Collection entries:
## begin
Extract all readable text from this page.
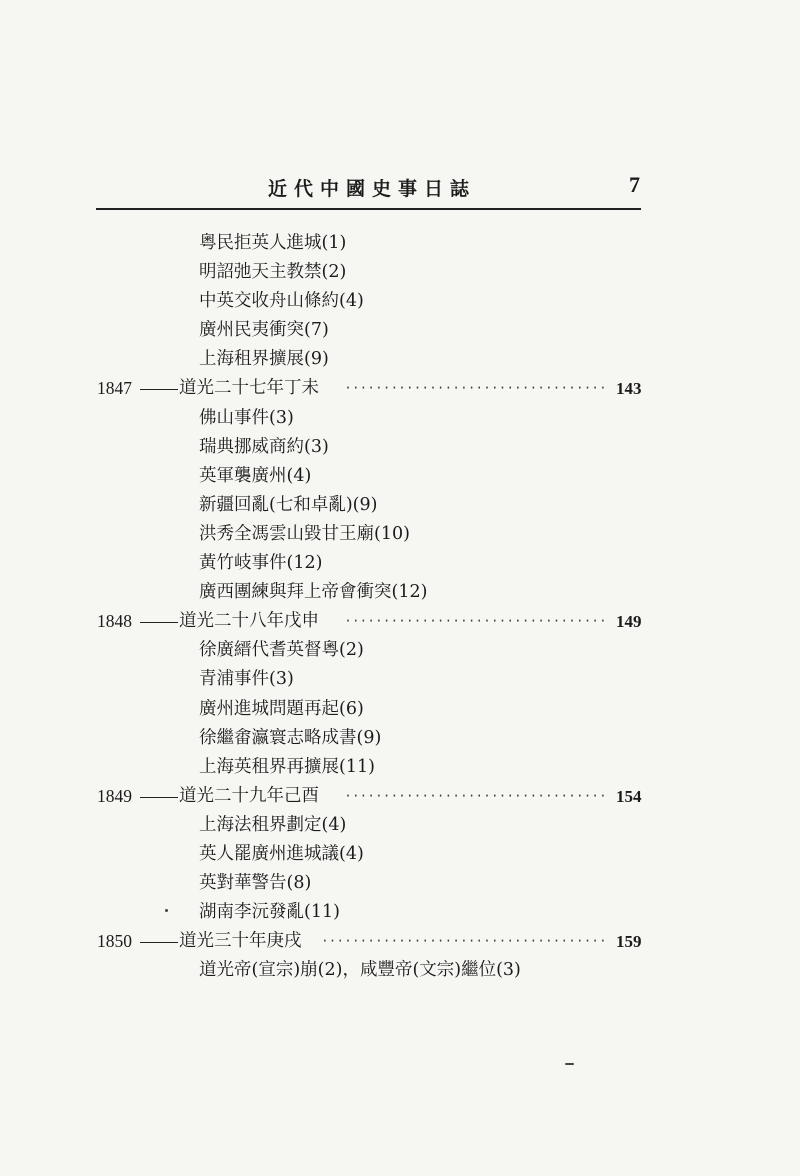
近代中國史事日誌	7
粵民拒英人進城(1)
明詔弛天主教禁(2)
中英交收舟山條約(4)
廣州民夷衝突(7)
上海租界擴展(9)
1847	道光二十七年丁未 ·································· 143
佛山事件(3)
瑞典挪威商約(3)
英軍襲廣州(4)
新疆回亂(七和卓亂)(9)
洪秀全馮雲山毀甘王廟(10)
黃竹岐事件(12)
廣西團練與拜上帝會衝突(12)
1848	道光二十八年戊申 ·································· 149
徐廣縉代耆英督粵(2)
青浦事件(3)
廣州進城問題再起(6)
徐繼畬瀛寰志略成書(9)
上海英租界再擴展(11)
1849	道光二十九年己酉 ·································· 154
上海法租界劃定(4)
英人罷廣州進城議(4)
英對華警告(8)
湖南李沅發亂(11)
1850	道光三十年庚戌 ····································· 159
道光帝(宣宗)崩(2)，咸豐帝(文宗)繼位(3)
## end
## PROBLEM DETAILS:
Each line of the data should be quoted exactly, with pictures left out.

## TASK RESPONSE:
Extract all readable text from this page.
近代中國史事日誌	7
粵民拒英人進城(1)
明詔弛天主教禁(2)
中英交收舟山條約(4)
廣州民夷衝突(7)
上海租界擴展(9)
1847	道光二十七年丁未 ·································· 143
佛山事件(3)
瑞典挪威商約(3)
英軍襲廣州(4)
新疆回亂(七和卓亂)(9)
洪秀全馮雲山毀甘王廟(10)
黃竹岐事件(12)
廣西團練與拜上帝會衝突(12)
1848	道光二十八年戊申 ·································· 149
徐廣縉代耆英督粵(2)
青浦事件(3)
廣州進城問題再起(6)
徐繼畬瀛寰志略成書(9)
上海英租界再擴展(11)
1849	道光二十九年己酉 ·································· 154
上海法租界劃定(4)
英人罷廣州進城議(4)
英對華警告(8)
湖南李沅發亂(11)
1850	道光三十年庚戌 ····································· 159
道光帝(宣宗)崩(2)，咸豐帝(文宗)繼位(3)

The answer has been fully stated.